**Dataset**
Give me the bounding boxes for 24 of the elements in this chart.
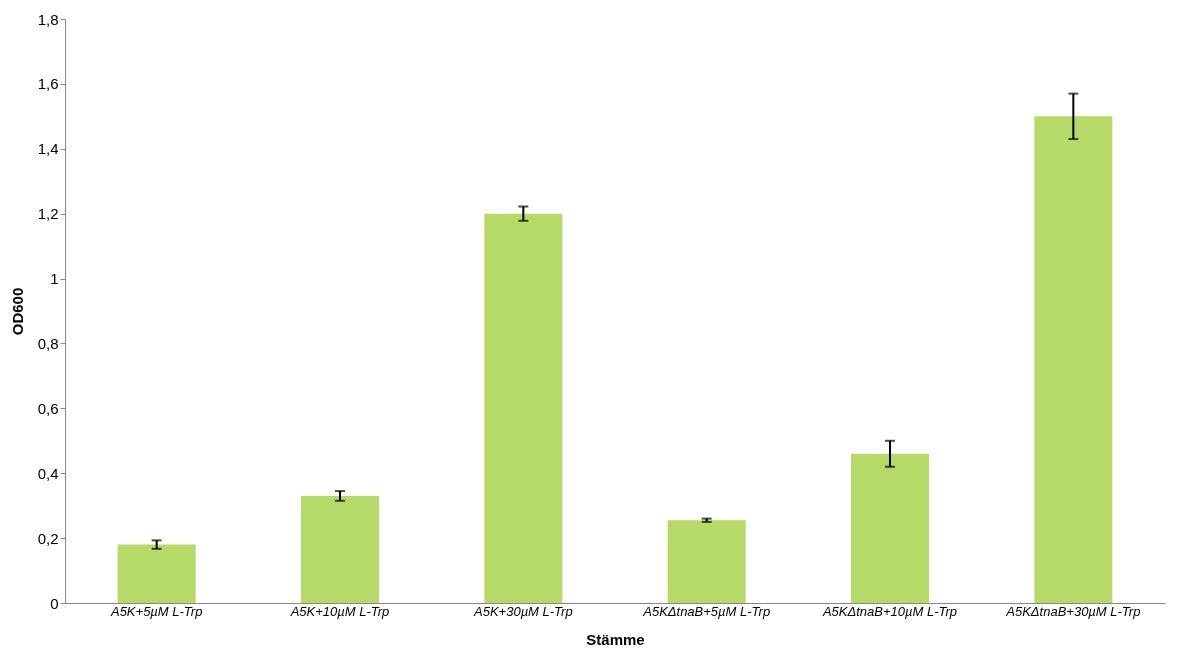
x-axis-title: Stämme	[586, 630, 645, 648]
x-tick-label: A5KΔtnaB+30µM L-Trp	[1005, 603, 1141, 619]
y-tick-label: 1	[50, 270, 59, 288]
x-tick-label: A5KΔtnaB+5µM L-Trp	[642, 603, 771, 619]
y-tick-label: 1,8	[37, 10, 59, 28]
bar	[1034, 116, 1113, 603]
y-tick-label: 1,4	[37, 140, 59, 158]
bar	[301, 495, 379, 603]
y-tick-label: 0,2	[37, 529, 59, 547]
bar	[117, 544, 196, 603]
x-tick-label: A5K+10µM L-Trp	[289, 603, 390, 619]
bar	[667, 520, 746, 603]
y-tick-label: 0,4	[37, 464, 59, 482]
y-axis-title: OD600	[8, 287, 26, 336]
x-tick-label: A5K+30µM L-Trp	[473, 603, 573, 619]
y-tick-label: 1,2	[37, 205, 59, 223]
bar	[484, 213, 563, 603]
y-tick-label: 0	[50, 594, 59, 612]
y-tick-label: 0,6	[37, 399, 59, 417]
y-tick-label: 1,6	[37, 75, 59, 93]
x-tick-label: A5KΔtnaB+10µM L-Trp	[821, 603, 958, 619]
y-tick-label: 0,8	[37, 334, 59, 352]
bar	[851, 453, 929, 603]
x-tick-label: A5K+5µM L-Trp	[109, 603, 203, 619]
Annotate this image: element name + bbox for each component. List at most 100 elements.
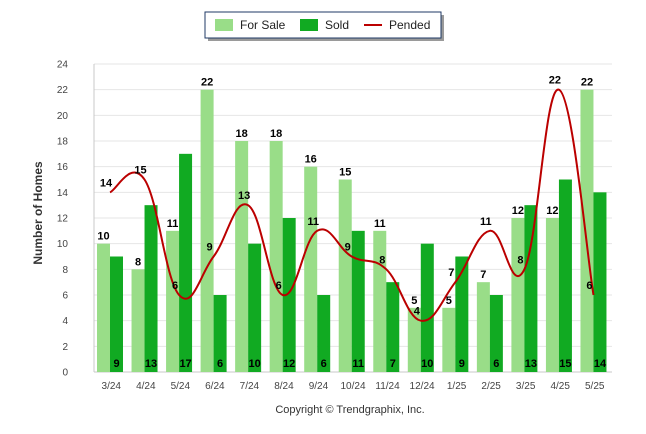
bar-for-sale	[407, 307, 421, 372]
label-for-sale: 11	[374, 218, 386, 230]
bar-sold	[351, 230, 365, 372]
bar-for-sale	[166, 230, 180, 372]
x-tick-label: 3/24	[102, 381, 122, 392]
label-sold: 9	[113, 358, 119, 370]
x-tick-label: 1/25	[447, 381, 467, 392]
x-tick-label: 9/24	[309, 381, 329, 392]
bar-for-sale	[580, 89, 594, 373]
bar-for-sale	[373, 230, 387, 372]
x-tick-label: 5/25	[585, 381, 605, 392]
x-tick-label: 6/24	[205, 381, 225, 392]
label-for-sale: 15	[339, 167, 351, 179]
bar-for-sale	[511, 218, 525, 372]
x-tick-label: 7/24	[240, 381, 260, 392]
x-axis-ticks: 3/24 4/24 5/24 6/24 7/24 8/24 9/24 10/24 11/24 12…	[102, 381, 605, 392]
label-for-sale: 22	[201, 77, 213, 89]
bar-sold	[248, 243, 262, 372]
label-for-sale: 5	[446, 295, 452, 307]
label-pended: 11	[480, 216, 492, 228]
label-pended: 7	[448, 267, 454, 279]
legend-label: Pended	[389, 18, 430, 32]
bar-sold	[317, 295, 331, 372]
bar-sold	[179, 153, 193, 372]
label-for-sale: 12	[546, 205, 558, 217]
label-pended: 6	[586, 280, 592, 292]
label-for-sale: 22	[581, 77, 593, 89]
label-pended: 6	[172, 280, 178, 292]
label-sold: 14	[594, 358, 607, 370]
label-sold: 6	[321, 358, 327, 370]
bar-sold	[558, 179, 572, 372]
label-pended: 15	[134, 165, 146, 177]
label-sold: 13	[525, 358, 537, 370]
label-sold: 6	[217, 358, 223, 370]
bar-for-sale	[269, 141, 283, 372]
bars	[97, 89, 607, 373]
copyright-text: Copyright © Trendgraphix, Inc.	[275, 404, 424, 416]
y-tick-label: 12	[57, 214, 69, 225]
legend-swatch	[215, 19, 233, 31]
label-for-sale: 16	[305, 154, 317, 166]
pended-line-layer	[109, 88, 595, 322]
label-sold: 7	[390, 358, 396, 370]
label-for-sale: 7	[480, 269, 486, 281]
label-sold: 13	[145, 358, 157, 370]
label-pended: 4	[414, 306, 421, 318]
y-tick-label: 22	[57, 85, 69, 96]
bar-sold	[489, 295, 503, 372]
y-tick-label: 24	[57, 60, 69, 71]
bar-sold	[110, 256, 123, 372]
bar-for-sale	[545, 218, 559, 372]
label-pended: 8	[517, 254, 523, 266]
label-sold: 10	[249, 358, 261, 370]
y-tick-label: 6	[62, 291, 68, 302]
bar-sold	[420, 243, 434, 372]
x-tick-label: 10/24	[340, 381, 365, 392]
label-sold: 10	[421, 358, 433, 370]
y-tick-label: 4	[62, 316, 68, 327]
label-pended: 14	[100, 177, 113, 189]
y-tick-label: 10	[57, 239, 69, 250]
x-tick-label: 8/24	[274, 381, 294, 392]
label-for-sale: 11	[167, 218, 179, 230]
y-tick-label: 14	[57, 188, 69, 199]
legend-item-sold: Sold	[300, 18, 349, 32]
legend-label: Sold	[325, 18, 349, 32]
legend-item-pended: Pended	[364, 18, 430, 32]
legend-swatch	[300, 19, 318, 31]
y-tick-label: 0	[62, 368, 68, 379]
label-for-sale: 8	[135, 256, 141, 268]
legend: For Sale Sold Pended	[204, 11, 444, 41]
label-sold: 12	[283, 358, 295, 370]
label-pended: 13	[238, 190, 250, 202]
bar-for-sale	[131, 269, 145, 372]
bar-sold	[455, 256, 469, 372]
bar-for-sale	[338, 179, 352, 372]
label-sold: 6	[493, 358, 499, 370]
bar-sold	[213, 295, 227, 372]
x-tick-label: 11/24	[375, 381, 400, 392]
y-tick-label: 20	[57, 111, 69, 122]
label-for-sale: 18	[270, 128, 282, 140]
bar-for-sale	[476, 282, 490, 372]
label-sold: 17	[179, 358, 191, 370]
label-pended: 8	[379, 254, 385, 266]
label-for-sale: 10	[97, 231, 109, 243]
y-axis-label: Number of Homes	[31, 161, 45, 265]
label-sold: 9	[459, 358, 465, 370]
label-pended: 11	[307, 216, 319, 228]
label-pended: 9	[207, 242, 213, 254]
bar-for-sale	[235, 141, 249, 372]
y-tick-label: 8	[62, 265, 68, 276]
legend-item-for-sale: For Sale	[215, 18, 286, 32]
legend-box	[204, 11, 442, 39]
label-for-sale: 18	[236, 128, 248, 140]
y-tick-label: 2	[62, 342, 68, 353]
bar-sold	[144, 205, 158, 372]
pended-line	[109, 88, 595, 322]
label-for-sale: 5	[411, 295, 417, 307]
y-tick-label: 16	[57, 162, 69, 173]
bar-for-sale	[200, 89, 214, 373]
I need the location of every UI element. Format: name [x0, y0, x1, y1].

**Exercise directions**
Write out all the records again with every "x-tick-label" changed to "x-axis-label" and everything else left as it is. Leave out the pictures.

**Solution**
Give me the bounding boxes for 24 of the elements in this chart.
x-axis-title: Stämme	[586, 630, 645, 648]
x-axis-label: A5KΔtnaB+30µM L-Trp	[1005, 603, 1141, 619]
y-tick-label: 1	[50, 270, 59, 288]
x-axis-label: A5KΔtnaB+5µM L-Trp	[642, 603, 771, 619]
y-tick-label: 1,8	[37, 10, 59, 28]
bar	[1034, 116, 1113, 603]
y-tick-label: 1,4	[37, 140, 59, 158]
bar	[301, 495, 379, 603]
y-tick-label: 0,2	[37, 529, 59, 547]
bar	[117, 544, 196, 603]
x-axis-label: A5K+10µM L-Trp	[289, 603, 390, 619]
bar	[667, 520, 746, 603]
y-tick-label: 0,4	[37, 464, 59, 482]
y-axis-title: OD600	[8, 287, 26, 336]
x-axis-label: A5K+30µM L-Trp	[473, 603, 573, 619]
y-tick-label: 1,2	[37, 205, 59, 223]
bar	[484, 213, 563, 603]
y-tick-label: 0	[50, 594, 59, 612]
y-tick-label: 0,6	[37, 399, 59, 417]
y-tick-label: 1,6	[37, 75, 59, 93]
x-axis-label: A5KΔtnaB+10µM L-Trp	[821, 603, 958, 619]
y-tick-label: 0,8	[37, 334, 59, 352]
bar	[851, 453, 929, 603]
x-axis-label: A5K+5µM L-Trp	[109, 603, 203, 619]
Annotate this image: element name + bbox for each component. List at most 100 elements.
bar-for-sale	[407, 307, 421, 372]
label-for-sale: 11	[374, 218, 386, 230]
bar-sold	[351, 230, 365, 372]
bar-for-sale	[166, 230, 180, 372]
x-axis-label: 3/24	[102, 381, 122, 392]
label-sold: 9	[113, 358, 119, 370]
x-axis-label: 1/25	[447, 381, 467, 392]
x-axis-label: 9/24	[309, 381, 329, 392]
bar-for-sale	[580, 89, 594, 373]
bar-for-sale	[373, 230, 387, 372]
x-axis-label: 5/25	[585, 381, 605, 392]
x-axis-label: 6/24	[205, 381, 225, 392]
label-for-sale: 15	[339, 167, 351, 179]
bar-for-sale	[511, 218, 525, 372]
x-axis-label: 7/24	[240, 381, 260, 392]
x-axis-ticks: 3/24 4/24 5/24 6/24 7/24 8/24 9/24 10/24 11/24 12…	[102, 381, 605, 392]
label-for-sale: 22	[201, 77, 213, 89]
bar-sold	[248, 243, 262, 372]
label-for-sale: 5	[446, 295, 452, 307]
label-pended: 11	[480, 216, 492, 228]
label-pended: 7	[448, 267, 454, 279]
legend-label: Pended	[389, 18, 430, 32]
bar-sold	[317, 295, 331, 372]
bar-sold	[179, 153, 193, 372]
label-for-sale: 12	[546, 205, 558, 217]
label-pended: 6	[586, 280, 592, 292]
label-for-sale: 22	[581, 77, 593, 89]
label-pended: 6	[172, 280, 178, 292]
label-sold: 14	[594, 358, 607, 370]
label-sold: 6	[321, 358, 327, 370]
bar-sold	[558, 179, 572, 372]
label-pended: 15	[134, 165, 146, 177]
label-sold: 13	[525, 358, 537, 370]
label-sold: 6	[217, 358, 223, 370]
bar-for-sale	[269, 141, 283, 372]
bars	[97, 89, 607, 373]
copyright-text: Copyright © Trendgraphix, Inc.	[275, 404, 424, 416]
y-tick-label: 12	[57, 214, 69, 225]
legend-swatch	[215, 19, 233, 31]
label-for-sale: 16	[305, 154, 317, 166]
pended-line-layer	[109, 88, 595, 322]
label-sold: 7	[390, 358, 396, 370]
label-for-sale: 7	[480, 269, 486, 281]
label-sold: 13	[145, 358, 157, 370]
label-pended: 4	[414, 306, 421, 318]
y-tick-label: 22	[57, 85, 69, 96]
bar-sold	[489, 295, 503, 372]
y-tick-label: 24	[57, 60, 69, 71]
bar-sold	[110, 256, 123, 372]
bar-for-sale	[545, 218, 559, 372]
label-pended: 8	[517, 254, 523, 266]
label-sold: 10	[249, 358, 261, 370]
y-tick-label: 6	[62, 291, 68, 302]
bar-sold	[420, 243, 434, 372]
x-axis-label: 10/24	[340, 381, 365, 392]
label-sold: 10	[421, 358, 433, 370]
y-tick-label: 4	[62, 316, 68, 327]
label-pended: 14	[100, 177, 113, 189]
y-tick-label: 10	[57, 239, 69, 250]
x-axis-label: 8/24	[274, 381, 294, 392]
label-for-sale: 11	[167, 218, 179, 230]
y-tick-label: 14	[57, 188, 69, 199]
legend-item-sold: Sold	[300, 18, 349, 32]
legend-label: Sold	[325, 18, 349, 32]
legend-item-pended: Pended	[364, 18, 430, 32]
legend-swatch	[300, 19, 318, 31]
y-tick-label: 0	[62, 368, 68, 379]
label-for-sale: 8	[135, 256, 141, 268]
legend: For Sale Sold Pended	[204, 11, 444, 41]
label-sold: 12	[283, 358, 295, 370]
label-pended: 13	[238, 190, 250, 202]
bar-for-sale	[131, 269, 145, 372]
bar-sold	[455, 256, 469, 372]
bar-for-sale	[338, 179, 352, 372]
label-sold: 6	[493, 358, 499, 370]
bar-sold	[213, 295, 227, 372]
x-axis-label: 11/24	[375, 381, 400, 392]
y-tick-label: 20	[57, 111, 69, 122]
label-for-sale: 18	[270, 128, 282, 140]
bar-for-sale	[476, 282, 490, 372]
label-sold: 17	[179, 358, 191, 370]
label-pended: 8	[379, 254, 385, 266]
label-for-sale: 10	[97, 231, 109, 243]
y-axis-label: Number of Homes	[31, 161, 45, 265]
label-sold: 9	[459, 358, 465, 370]
label-pended: 11	[307, 216, 319, 228]
label-pended: 9	[207, 242, 213, 254]
bar-for-sale	[235, 141, 249, 372]
y-tick-label: 8	[62, 265, 68, 276]
legend-item-for-sale: For Sale	[215, 18, 286, 32]
legend-box	[204, 11, 442, 39]
label-for-sale: 18	[236, 128, 248, 140]
y-tick-label: 2	[62, 342, 68, 353]
bar-sold	[144, 205, 158, 372]
pended-line	[109, 88, 595, 322]
label-for-sale: 5	[411, 295, 417, 307]
y-tick-label: 16	[57, 162, 69, 173]
bar-for-sale	[200, 89, 214, 373]
I need the location of every UI element. Format: name [x0, y0, x1, y1].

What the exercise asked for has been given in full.